--- START Supplied records ---

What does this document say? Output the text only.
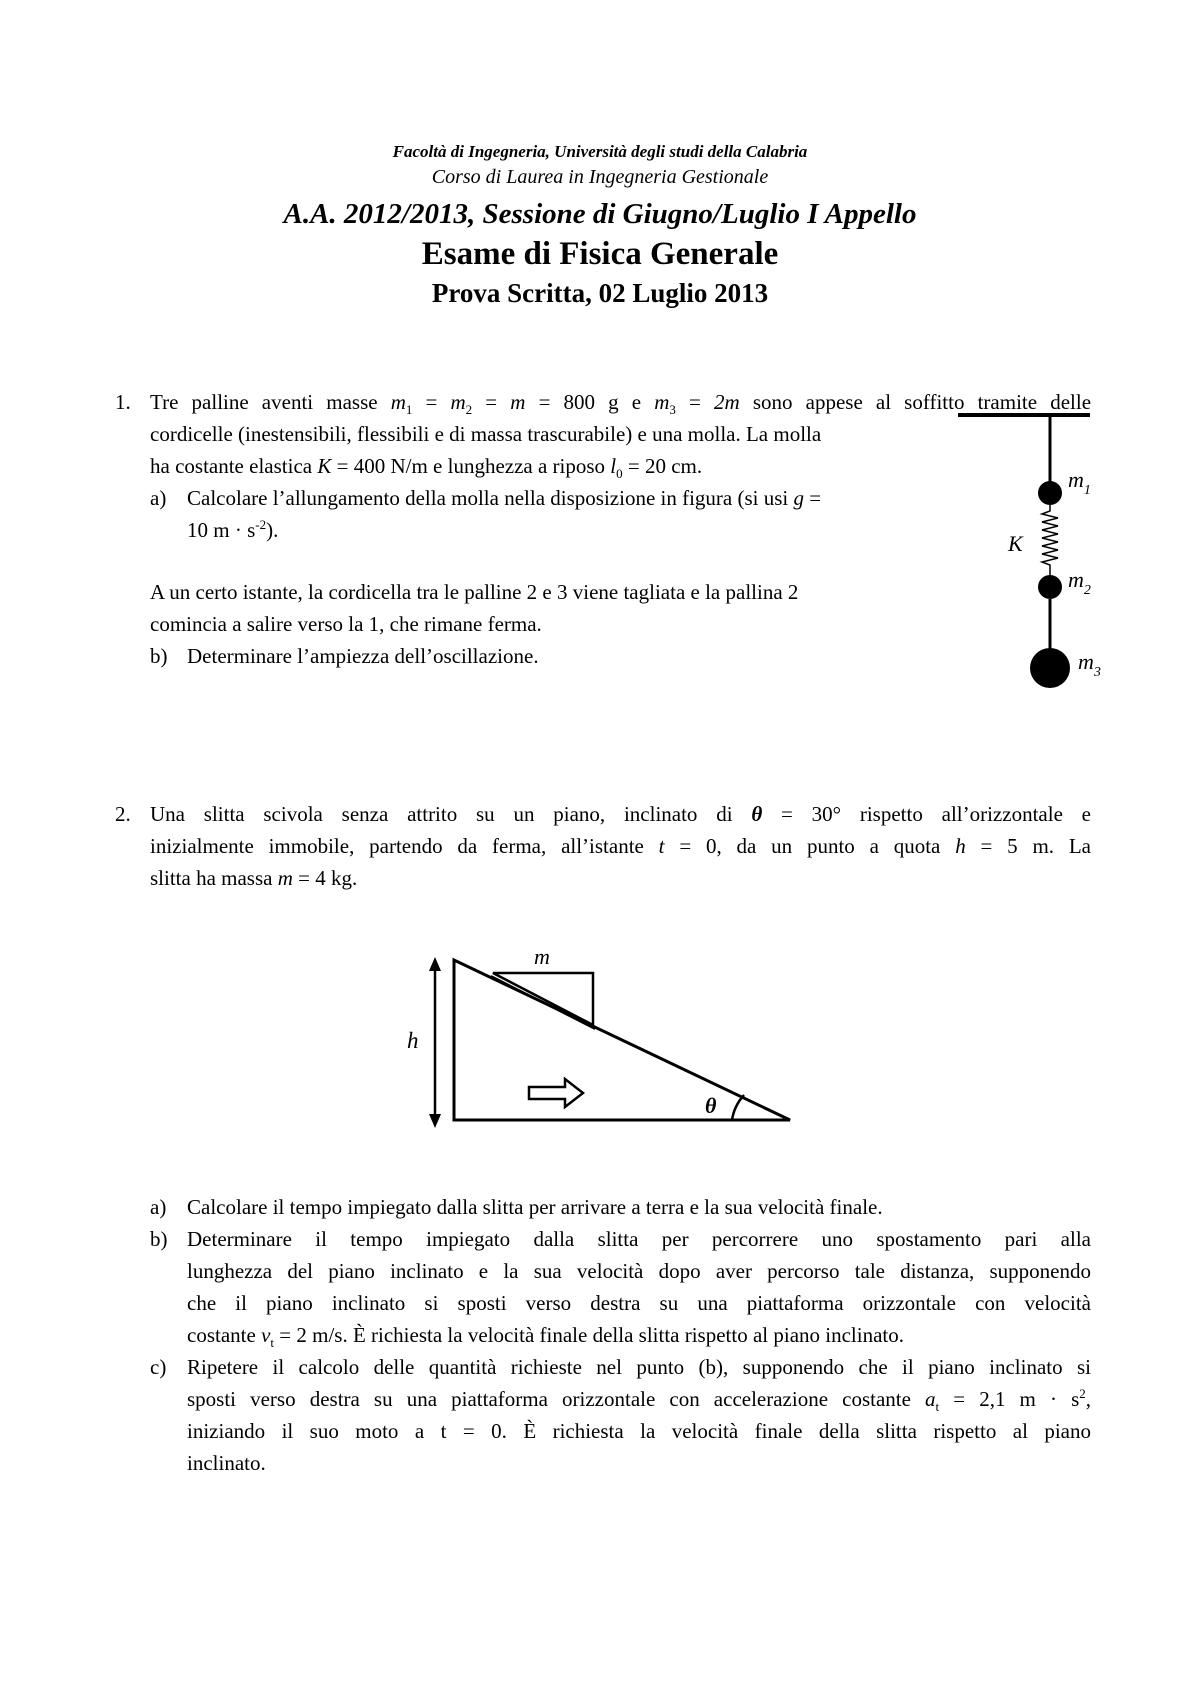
Facoltà di Ingegneria, Università degli studi della Calabria
Corso di Laurea in Ingegneria Gestionale
A.A. 2012/2013, Sessione di Giugno/Luglio I Appello
Esame di Fisica Generale
Prova Scritta, 02 Luglio 2013
1. Tre palline aventi masse $m_1 = m_2 = m = 800$ g e $m_3 = 2m$ sono appese al soffitto tramite delle
cordicelle (inestensibili, flessibili e di massa trascurabile) e una molla. La molla
ha costante elastica K = 400 N/m e lunghezza a riposo $l_0 = 20$ cm.
a) Calcolare l’allungamento della molla nella disposizione in figura (si usi g =
10 $m \cdot s^{-2}$).
A un certo istante, la cordicella tra le palline 2 e 3 viene tagliata e la pallina 2
comincia a salire verso la 1, che rimane ferma.
b) Determinare l’ampiezza dell’oscillazione.
K
$m_1$
$m_2$
$m_3$
2. Una slitta scivola senza attrito su un piano, inclinato di θ = 30° rispetto all’orizzontale e
inizialmente immobile, partendo da ferma, all’istante t = 0, da un punto a quota h = 5 m. La
slitta ha massa m = 4 kg.
h
m
θ
a) Calcolare il tempo impiegato dalla slitta per arrivare a terra e la sua velocità finale.
b) Determinare il tempo impiegato dalla slitta per percorrere uno spostamento pari alla
lunghezza del piano inclinato e la sua velocità dopo aver percorso tale distanza, supponendo
che il piano inclinato si sposti verso destra su una piattaforma orizzontale con velocità
costante $v_t = 2$ m/s. È richiesta la velocità finale della slitta rispetto al piano inclinato.
c) Ripetere il calcolo delle quantità richieste nel punto (b), supponendo che il piano inclinato si
sposti verso destra su una piattaforma orizzontale con accelerazione costante $a_t = 2,1$ $m \cdot s^2$,
iniziando il suo moto a t = 0. È richiesta la velocità finale della slitta rispetto al piano
inclinato.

--- END Supplied records ---

• Directive: Restate each entry word for word, leaving out any pictures.

• Written answer:
What does this document say? Output the text only.
Facoltà di Ingegneria, Università degli studi della Calabria
Corso di Laurea in Ingegneria Gestionale
A.A. 2012/2013, Sessione di Giugno/Luglio I Appello
Esame di Fisica Generale
Prova Scritta, 02 Luglio 2013
1. Tre palline aventi masse $m_1 = m_2 = m = 800$ g e $m_3 = 2m$ sono appese al soffitto tramite delle
cordicelle (inestensibili, flessibili e di massa trascurabile) e una molla. La molla
ha costante elastica K = 400 N/m e lunghezza a riposo $l_0 = 20$ cm.
a) Calcolare l’allungamento della molla nella disposizione in figura (si usi g =
10 $m \cdot s^{-2}$).
A un certo istante, la cordicella tra le palline 2 e 3 viene tagliata e la pallina 2
comincia a salire verso la 1, che rimane ferma.
b) Determinare l’ampiezza dell’oscillazione.
K
$m_1$
$m_2$
$m_3$
2. Una slitta scivola senza attrito su un piano, inclinato di θ = 30° rispetto all’orizzontale e
inizialmente immobile, partendo da ferma, all’istante t = 0, da un punto a quota h = 5 m. La
slitta ha massa m = 4 kg.
h
m
θ
a) Calcolare il tempo impiegato dalla slitta per arrivare a terra e la sua velocità finale.
b) Determinare il tempo impiegato dalla slitta per percorrere uno spostamento pari alla
lunghezza del piano inclinato e la sua velocità dopo aver percorso tale distanza, supponendo
che il piano inclinato si sposti verso destra su una piattaforma orizzontale con velocità
costante $v_t = 2$ m/s. È richiesta la velocità finale della slitta rispetto al piano inclinato.
c) Ripetere il calcolo delle quantità richieste nel punto (b), supponendo che il piano inclinato si
sposti verso destra su una piattaforma orizzontale con accelerazione costante $a_t = 2,1$ $m \cdot s^2$,
iniziando il suo moto a t = 0. È richiesta la velocità finale della slitta rispetto al piano
inclinato.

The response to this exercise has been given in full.